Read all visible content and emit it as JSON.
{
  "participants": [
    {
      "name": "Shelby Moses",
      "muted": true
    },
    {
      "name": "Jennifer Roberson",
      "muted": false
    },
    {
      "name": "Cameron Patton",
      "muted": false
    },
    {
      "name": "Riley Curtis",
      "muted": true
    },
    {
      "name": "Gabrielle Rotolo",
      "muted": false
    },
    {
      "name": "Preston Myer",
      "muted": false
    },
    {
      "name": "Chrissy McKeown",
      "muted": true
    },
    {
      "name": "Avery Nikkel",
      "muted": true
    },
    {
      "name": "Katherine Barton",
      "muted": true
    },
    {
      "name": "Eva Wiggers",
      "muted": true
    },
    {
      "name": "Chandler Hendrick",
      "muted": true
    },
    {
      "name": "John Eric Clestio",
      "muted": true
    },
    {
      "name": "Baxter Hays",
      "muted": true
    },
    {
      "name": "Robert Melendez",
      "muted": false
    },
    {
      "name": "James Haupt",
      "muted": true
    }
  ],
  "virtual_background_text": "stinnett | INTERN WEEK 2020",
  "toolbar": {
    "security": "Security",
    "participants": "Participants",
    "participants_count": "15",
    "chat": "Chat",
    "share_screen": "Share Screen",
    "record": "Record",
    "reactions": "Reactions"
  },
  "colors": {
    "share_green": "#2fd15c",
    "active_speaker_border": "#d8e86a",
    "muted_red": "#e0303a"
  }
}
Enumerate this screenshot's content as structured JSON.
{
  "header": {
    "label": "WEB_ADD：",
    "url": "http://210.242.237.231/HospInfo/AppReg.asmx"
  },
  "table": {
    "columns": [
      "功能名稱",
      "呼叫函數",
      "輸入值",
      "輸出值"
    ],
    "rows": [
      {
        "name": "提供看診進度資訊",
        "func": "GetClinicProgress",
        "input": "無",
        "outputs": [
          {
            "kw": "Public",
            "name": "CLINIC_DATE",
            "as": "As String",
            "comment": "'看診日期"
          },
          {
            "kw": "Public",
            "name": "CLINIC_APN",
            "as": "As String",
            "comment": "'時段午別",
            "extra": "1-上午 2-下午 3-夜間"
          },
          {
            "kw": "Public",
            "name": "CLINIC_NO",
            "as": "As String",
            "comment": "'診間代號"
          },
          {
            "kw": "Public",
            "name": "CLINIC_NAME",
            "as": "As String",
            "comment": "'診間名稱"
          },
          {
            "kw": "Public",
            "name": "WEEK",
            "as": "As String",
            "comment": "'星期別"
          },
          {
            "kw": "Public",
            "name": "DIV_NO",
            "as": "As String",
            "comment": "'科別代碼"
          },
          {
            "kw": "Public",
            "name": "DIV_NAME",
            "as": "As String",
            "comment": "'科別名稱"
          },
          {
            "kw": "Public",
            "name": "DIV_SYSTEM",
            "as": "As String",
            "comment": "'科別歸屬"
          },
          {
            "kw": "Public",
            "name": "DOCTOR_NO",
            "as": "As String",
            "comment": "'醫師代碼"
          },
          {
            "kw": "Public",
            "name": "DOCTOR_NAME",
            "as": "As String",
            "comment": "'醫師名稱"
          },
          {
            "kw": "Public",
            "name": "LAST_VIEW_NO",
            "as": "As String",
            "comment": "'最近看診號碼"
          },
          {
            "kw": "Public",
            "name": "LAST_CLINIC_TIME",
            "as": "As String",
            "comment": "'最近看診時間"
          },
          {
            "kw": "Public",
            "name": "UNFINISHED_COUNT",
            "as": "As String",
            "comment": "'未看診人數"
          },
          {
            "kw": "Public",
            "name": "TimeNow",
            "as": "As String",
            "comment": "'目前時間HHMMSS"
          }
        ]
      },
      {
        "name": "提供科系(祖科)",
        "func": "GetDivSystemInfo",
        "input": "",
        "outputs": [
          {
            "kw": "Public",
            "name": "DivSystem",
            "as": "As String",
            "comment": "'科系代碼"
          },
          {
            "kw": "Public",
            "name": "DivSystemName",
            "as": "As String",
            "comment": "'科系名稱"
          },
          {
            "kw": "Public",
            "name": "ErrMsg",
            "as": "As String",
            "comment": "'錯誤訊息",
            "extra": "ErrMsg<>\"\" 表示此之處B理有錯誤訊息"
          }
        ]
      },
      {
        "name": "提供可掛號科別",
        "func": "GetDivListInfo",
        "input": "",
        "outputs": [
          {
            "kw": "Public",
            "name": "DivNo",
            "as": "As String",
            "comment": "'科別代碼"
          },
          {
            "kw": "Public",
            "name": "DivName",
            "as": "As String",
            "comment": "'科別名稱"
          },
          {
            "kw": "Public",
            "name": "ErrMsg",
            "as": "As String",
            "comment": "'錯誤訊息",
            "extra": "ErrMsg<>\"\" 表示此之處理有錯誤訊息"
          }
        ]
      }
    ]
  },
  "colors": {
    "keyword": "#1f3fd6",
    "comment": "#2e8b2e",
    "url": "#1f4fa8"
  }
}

******************************

• [Stated problem]
Quote every record above exactly.

• [Worked solution]
Read all visible content and emit it as JSON.
{
  "participants": [
    {
      "name": "Shelby Moses",
      "muted": true
    },
    {
      "name": "Jennifer Roberson",
      "muted": false
    },
    {
      "name": "Cameron Patton",
      "muted": false
    },
    {
      "name": "Riley Curtis",
      "muted": true
    },
    {
      "name": "Gabrielle Rotolo",
      "muted": false
    },
    {
      "name": "Preston Myer",
      "muted": false
    },
    {
      "name": "Chrissy McKeown",
      "muted": true
    },
    {
      "name": "Avery Nikkel",
      "muted": true
    },
    {
      "name": "Katherine Barton",
      "muted": true
    },
    {
      "name": "Eva Wiggers",
      "muted": true
    },
    {
      "name": "Chandler Hendrick",
      "muted": true
    },
    {
      "name": "John Eric Clestio",
      "muted": true
    },
    {
      "name": "Baxter Hays",
      "muted": true
    },
    {
      "name": "Robert Melendez",
      "muted": false
    },
    {
      "name": "James Haupt",
      "muted": true
    }
  ],
  "virtual_background_text": "stinnett | INTERN WEEK 2020",
  "toolbar": {
    "security": "Security",
    "participants": "Participants",
    "participants_count": "15",
    "chat": "Chat",
    "share_screen": "Share Screen",
    "record": "Record",
    "reactions": "Reactions"
  },
  "colors": {
    "share_green": "#2fd15c",
    "active_speaker_border": "#d8e86a",
    "muted_red": "#e0303a"
  }
}
Enumerate this screenshot's content as structured JSON.
{
  "header": {
    "label": "WEB_ADD：",
    "url": "http://210.242.237.231/HospInfo/AppReg.asmx"
  },
  "table": {
    "columns": [
      "功能名稱",
      "呼叫函數",
      "輸入值",
      "輸出值"
    ],
    "rows": [
      {
        "name": "提供看診進度資訊",
        "func": "GetClinicProgress",
        "input": "無",
        "outputs": [
          {
            "kw": "Public",
            "name": "CLINIC_DATE",
            "as": "As String",
            "comment": "'看診日期"
          },
          {
            "kw": "Public",
            "name": "CLINIC_APN",
            "as": "As String",
            "comment": "'時段午別",
            "extra": "1-上午 2-下午 3-夜間"
          },
          {
            "kw": "Public",
            "name": "CLINIC_NO",
            "as": "As String",
            "comment": "'診間代號"
          },
          {
            "kw": "Public",
            "name": "CLINIC_NAME",
            "as": "As String",
            "comment": "'診間名稱"
          },
          {
            "kw": "Public",
            "name": "WEEK",
            "as": "As String",
            "comment": "'星期別"
          },
          {
            "kw": "Public",
            "name": "DIV_NO",
            "as": "As String",
            "comment": "'科別代碼"
          },
          {
            "kw": "Public",
            "name": "DIV_NAME",
            "as": "As String",
            "comment": "'科別名稱"
          },
          {
            "kw": "Public",
            "name": "DIV_SYSTEM",
            "as": "As String",
            "comment": "'科別歸屬"
          },
          {
            "kw": "Public",
            "name": "DOCTOR_NO",
            "as": "As String",
            "comment": "'醫師代碼"
          },
          {
            "kw": "Public",
            "name": "DOCTOR_NAME",
            "as": "As String",
            "comment": "'醫師名稱"
          },
          {
            "kw": "Public",
            "name": "LAST_VIEW_NO",
            "as": "As String",
            "comment": "'最近看診號碼"
          },
          {
            "kw": "Public",
            "name": "LAST_CLINIC_TIME",
            "as": "As String",
            "comment": "'最近看診時間"
          },
          {
            "kw": "Public",
            "name": "UNFINISHED_COUNT",
            "as": "As String",
            "comment": "'未看診人數"
          },
          {
            "kw": "Public",
            "name": "TimeNow",
            "as": "As String",
            "comment": "'目前時間HHMMSS"
          }
        ]
      },
      {
        "name": "提供科系(祖科)",
        "func": "GetDivSystemInfo",
        "input": "",
        "outputs": [
          {
            "kw": "Public",
            "name": "DivSystem",
            "as": "As String",
            "comment": "'科系代碼"
          },
          {
            "kw": "Public",
            "name": "DivSystemName",
            "as": "As String",
            "comment": "'科系名稱"
          },
          {
            "kw": "Public",
            "name": "ErrMsg",
            "as": "As String",
            "comment": "'錯誤訊息",
            "extra": "ErrMsg<>\"\" 表示此之處B理有錯誤訊息"
          }
        ]
      },
      {
        "name": "提供可掛號科別",
        "func": "GetDivListInfo",
        "input": "",
        "outputs": [
          {
            "kw": "Public",
            "name": "DivNo",
            "as": "As String",
            "comment": "'科別代碼"
          },
          {
            "kw": "Public",
            "name": "DivName",
            "as": "As String",
            "comment": "'科別名稱"
          },
          {
            "kw": "Public",
            "name": "ErrMsg",
            "as": "As String",
            "comment": "'錯誤訊息",
            "extra": "ErrMsg<>\"\" 表示此之處理有錯誤訊息"
          }
        ]
      }
    ]
  },
  "colors": {
    "keyword": "#1f3fd6",
    "comment": "#2e8b2e",
    "url": "#1f4fa8"
  }
}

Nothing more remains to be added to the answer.